[start]
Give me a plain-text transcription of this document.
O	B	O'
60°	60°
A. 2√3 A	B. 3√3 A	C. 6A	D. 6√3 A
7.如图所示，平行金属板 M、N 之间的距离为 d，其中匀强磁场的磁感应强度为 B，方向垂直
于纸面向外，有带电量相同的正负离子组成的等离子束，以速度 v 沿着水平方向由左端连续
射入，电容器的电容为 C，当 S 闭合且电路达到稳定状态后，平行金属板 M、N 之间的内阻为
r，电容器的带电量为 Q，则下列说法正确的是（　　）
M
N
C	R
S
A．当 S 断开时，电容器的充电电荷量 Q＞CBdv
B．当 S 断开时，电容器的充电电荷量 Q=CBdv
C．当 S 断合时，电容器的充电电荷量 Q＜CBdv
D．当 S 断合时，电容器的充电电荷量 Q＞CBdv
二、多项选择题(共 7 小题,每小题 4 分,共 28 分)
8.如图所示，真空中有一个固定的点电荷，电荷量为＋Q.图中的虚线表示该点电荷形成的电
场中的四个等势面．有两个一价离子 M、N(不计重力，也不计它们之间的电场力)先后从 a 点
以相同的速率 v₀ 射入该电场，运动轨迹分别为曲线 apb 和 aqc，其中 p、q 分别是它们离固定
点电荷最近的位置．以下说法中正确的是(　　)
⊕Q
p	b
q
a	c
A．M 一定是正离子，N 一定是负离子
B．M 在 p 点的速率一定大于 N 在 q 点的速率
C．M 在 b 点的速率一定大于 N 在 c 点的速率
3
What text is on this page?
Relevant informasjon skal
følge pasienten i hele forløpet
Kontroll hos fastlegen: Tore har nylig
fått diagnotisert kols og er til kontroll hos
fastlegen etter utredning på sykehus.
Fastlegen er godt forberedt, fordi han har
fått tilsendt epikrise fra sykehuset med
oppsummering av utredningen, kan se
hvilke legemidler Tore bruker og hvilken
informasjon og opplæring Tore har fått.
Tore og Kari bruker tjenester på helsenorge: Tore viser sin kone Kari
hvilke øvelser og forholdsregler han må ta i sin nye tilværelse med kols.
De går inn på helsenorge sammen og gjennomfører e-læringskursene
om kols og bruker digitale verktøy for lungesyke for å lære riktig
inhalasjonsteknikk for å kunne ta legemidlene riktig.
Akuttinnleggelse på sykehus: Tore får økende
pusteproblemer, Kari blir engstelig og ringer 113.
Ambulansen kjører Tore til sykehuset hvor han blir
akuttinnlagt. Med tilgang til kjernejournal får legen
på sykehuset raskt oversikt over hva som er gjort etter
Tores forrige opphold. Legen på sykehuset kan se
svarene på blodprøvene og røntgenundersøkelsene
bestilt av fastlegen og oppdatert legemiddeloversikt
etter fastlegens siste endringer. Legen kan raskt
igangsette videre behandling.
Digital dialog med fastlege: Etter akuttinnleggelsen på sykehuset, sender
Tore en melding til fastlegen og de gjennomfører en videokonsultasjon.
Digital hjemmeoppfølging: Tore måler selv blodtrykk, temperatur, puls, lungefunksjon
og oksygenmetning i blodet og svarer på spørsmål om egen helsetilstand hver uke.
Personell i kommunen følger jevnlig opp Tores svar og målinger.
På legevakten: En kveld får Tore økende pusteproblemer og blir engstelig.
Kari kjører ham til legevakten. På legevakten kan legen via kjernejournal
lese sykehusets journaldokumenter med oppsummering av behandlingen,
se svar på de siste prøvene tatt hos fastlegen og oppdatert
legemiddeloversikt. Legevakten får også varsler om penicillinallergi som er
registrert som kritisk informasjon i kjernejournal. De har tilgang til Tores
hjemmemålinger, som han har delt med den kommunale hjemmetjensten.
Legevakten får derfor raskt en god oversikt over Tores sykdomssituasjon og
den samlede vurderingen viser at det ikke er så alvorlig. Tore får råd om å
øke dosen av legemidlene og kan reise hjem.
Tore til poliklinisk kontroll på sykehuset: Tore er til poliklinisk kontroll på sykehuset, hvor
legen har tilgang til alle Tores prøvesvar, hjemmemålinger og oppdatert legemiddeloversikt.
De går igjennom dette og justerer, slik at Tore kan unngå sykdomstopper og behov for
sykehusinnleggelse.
[end]
■ EXERCISE DETAILS ■
Every record should be given again exactly.

■ OUTPUT FOR THIS EXERCISE ■
Give me a plain-text transcription of this document.
O	B	O'
60°	60°
A. 2√3 A	B. 3√3 A	C. 6A	D. 6√3 A
7.如图所示，平行金属板 M、N 之间的距离为 d，其中匀强磁场的磁感应强度为 B，方向垂直
于纸面向外，有带电量相同的正负离子组成的等离子束，以速度 v 沿着水平方向由左端连续
射入，电容器的电容为 C，当 S 闭合且电路达到稳定状态后，平行金属板 M、N 之间的内阻为
r，电容器的带电量为 Q，则下列说法正确的是（　　）
M
N
C	R
S
A．当 S 断开时，电容器的充电电荷量 Q＞CBdv
B．当 S 断开时，电容器的充电电荷量 Q=CBdv
C．当 S 断合时，电容器的充电电荷量 Q＜CBdv
D．当 S 断合时，电容器的充电电荷量 Q＞CBdv
二、多项选择题(共 7 小题,每小题 4 分,共 28 分)
8.如图所示，真空中有一个固定的点电荷，电荷量为＋Q.图中的虚线表示该点电荷形成的电
场中的四个等势面．有两个一价离子 M、N(不计重力，也不计它们之间的电场力)先后从 a 点
以相同的速率 v₀ 射入该电场，运动轨迹分别为曲线 apb 和 aqc，其中 p、q 分别是它们离固定
点电荷最近的位置．以下说法中正确的是(　　)
⊕Q
p	b
q
a	c
A．M 一定是正离子，N 一定是负离子
B．M 在 p 点的速率一定大于 N 在 q 点的速率
C．M 在 b 点的速率一定大于 N 在 c 点的速率
3
What text is on this page?
Relevant informasjon skal
følge pasienten i hele forløpet
Kontroll hos fastlegen: Tore har nylig
fått diagnotisert kols og er til kontroll hos
fastlegen etter utredning på sykehus.
Fastlegen er godt forberedt, fordi han har
fått tilsendt epikrise fra sykehuset med
oppsummering av utredningen, kan se
hvilke legemidler Tore bruker og hvilken
informasjon og opplæring Tore har fått.
Tore og Kari bruker tjenester på helsenorge: Tore viser sin kone Kari
hvilke øvelser og forholdsregler han må ta i sin nye tilværelse med kols.
De går inn på helsenorge sammen og gjennomfører e-læringskursene
om kols og bruker digitale verktøy for lungesyke for å lære riktig
inhalasjonsteknikk for å kunne ta legemidlene riktig.
Akuttinnleggelse på sykehus: Tore får økende
pusteproblemer, Kari blir engstelig og ringer 113.
Ambulansen kjører Tore til sykehuset hvor han blir
akuttinnlagt. Med tilgang til kjernejournal får legen
på sykehuset raskt oversikt over hva som er gjort etter
Tores forrige opphold. Legen på sykehuset kan se
svarene på blodprøvene og røntgenundersøkelsene
bestilt av fastlegen og oppdatert legemiddeloversikt
etter fastlegens siste endringer. Legen kan raskt
igangsette videre behandling.
Digital dialog med fastlege: Etter akuttinnleggelsen på sykehuset, sender
Tore en melding til fastlegen og de gjennomfører en videokonsultasjon.
Digital hjemmeoppfølging: Tore måler selv blodtrykk, temperatur, puls, lungefunksjon
og oksygenmetning i blodet og svarer på spørsmål om egen helsetilstand hver uke.
Personell i kommunen følger jevnlig opp Tores svar og målinger.
På legevakten: En kveld får Tore økende pusteproblemer og blir engstelig.
Kari kjører ham til legevakten. På legevakten kan legen via kjernejournal
lese sykehusets journaldokumenter med oppsummering av behandlingen,
se svar på de siste prøvene tatt hos fastlegen og oppdatert
legemiddeloversikt. Legevakten får også varsler om penicillinallergi som er
registrert som kritisk informasjon i kjernejournal. De har tilgang til Tores
hjemmemålinger, som han har delt med den kommunale hjemmetjensten.
Legevakten får derfor raskt en god oversikt over Tores sykdomssituasjon og
den samlede vurderingen viser at det ikke er så alvorlig. Tore får råd om å
øke dosen av legemidlene og kan reise hjem.
Tore til poliklinisk kontroll på sykehuset: Tore er til poliklinisk kontroll på sykehuset, hvor
legen har tilgang til alle Tores prøvesvar, hjemmemålinger og oppdatert legemiddeloversikt.
De går igjennom dette og justerer, slik at Tore kan unngå sykdomstopper og behov for
sykehusinnleggelse.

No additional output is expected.